§ **Exercise**: Report how many lines of these entries hold the string "viene"; reply with the number alone.

§ **Supplied material**:
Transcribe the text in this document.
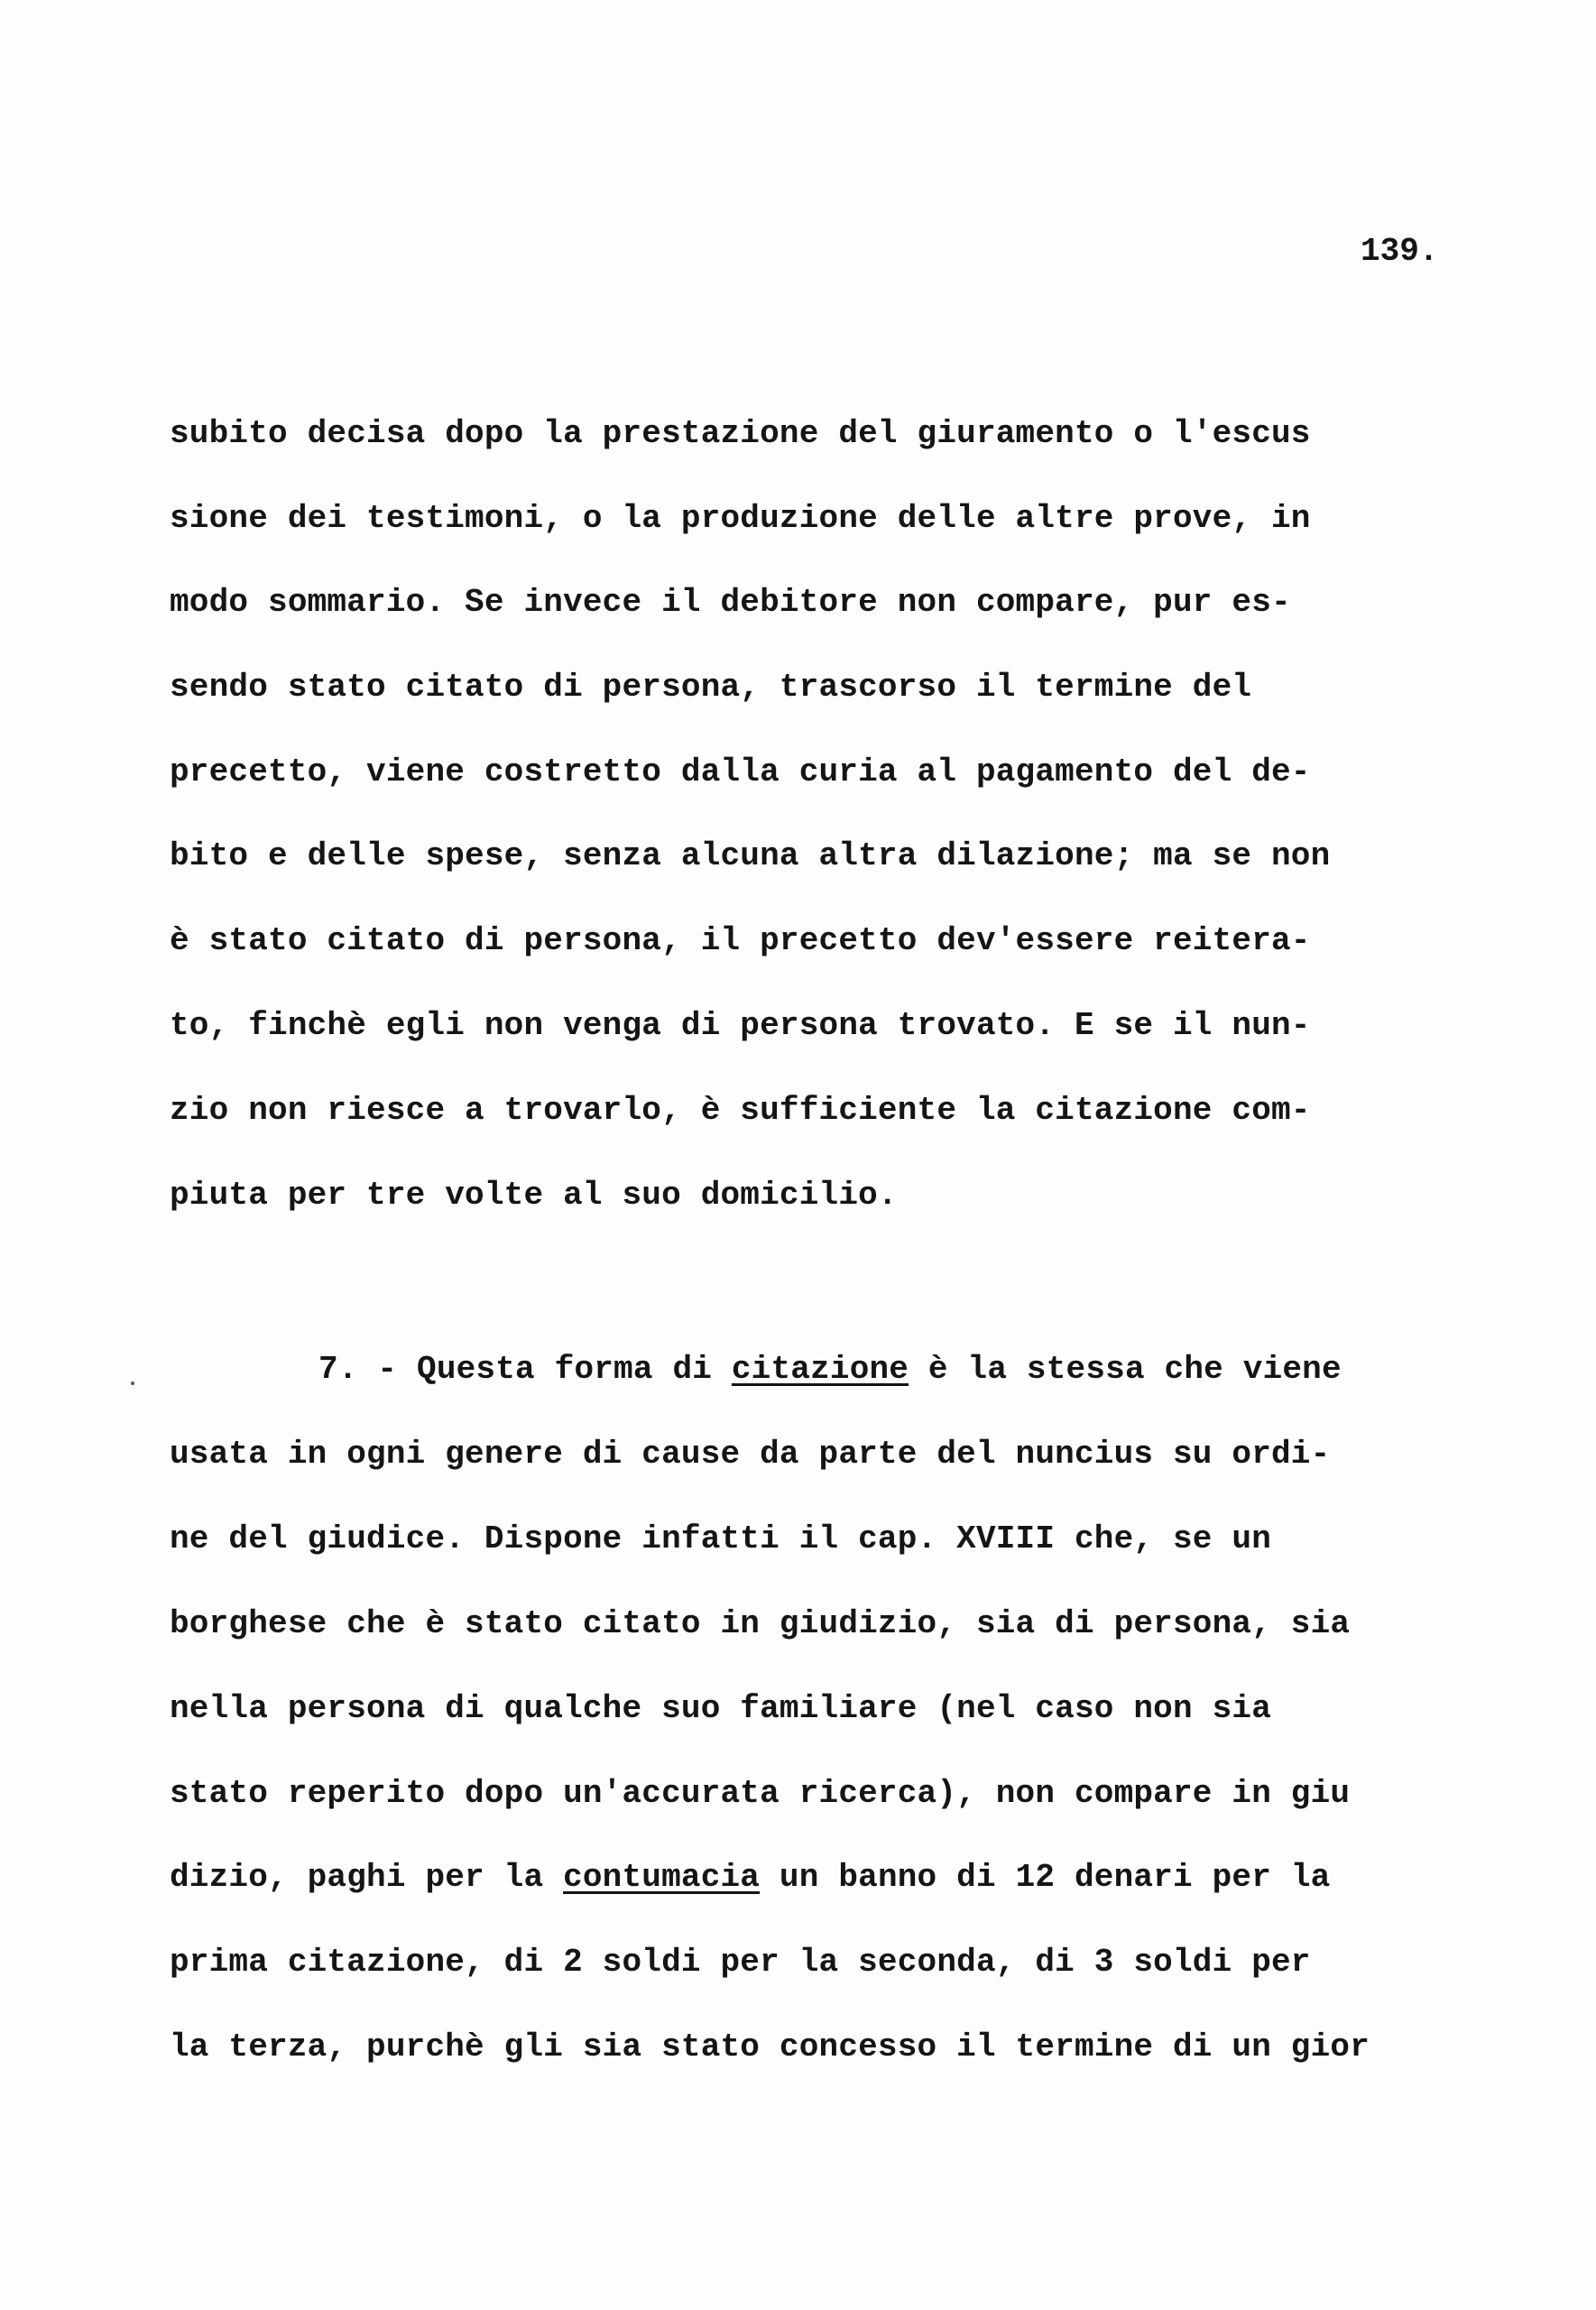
139.
subito decisa dopo la prestazione del giuramento o l'escus
sione dei testimoni, o la produzione delle altre prove, in
modo sommario. Se invece il debitore non compare, pur es-
sendo stato citato di persona, trascorso il termine del
precetto, viene costretto dalla curia al pagamento del de-
bito e delle spese, senza alcuna altra dilazione; ma se non
è stato citato di persona, il precetto dev'essere reitera-
to, finchè egli non venga di persona trovato. E se il nun-
zio non riesce a trovarlo, è sufficiente la citazione com-
piuta per tre volte al suo domicilio.
7. - Questa forma di citazione è la stessa che viene
usata in ogni genere di cause da parte del nuncius su ordi-
ne del giudice. Dispone infatti il cap. XVIII che, se un
borghese che è stato citato in giudizio, sia di persona, sia
nella persona di qualche suo familiare (nel caso non sia
stato reperito dopo un'accurata ricerca), non compare in giu
dizio, paghi per la contumacia un banno di 12 denari per la
prima citazione, di 2 soldi per la seconda, di 3 soldi per
la terza, purchè gli sia stato concesso il termine di un gior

§ **Result of this task**: 2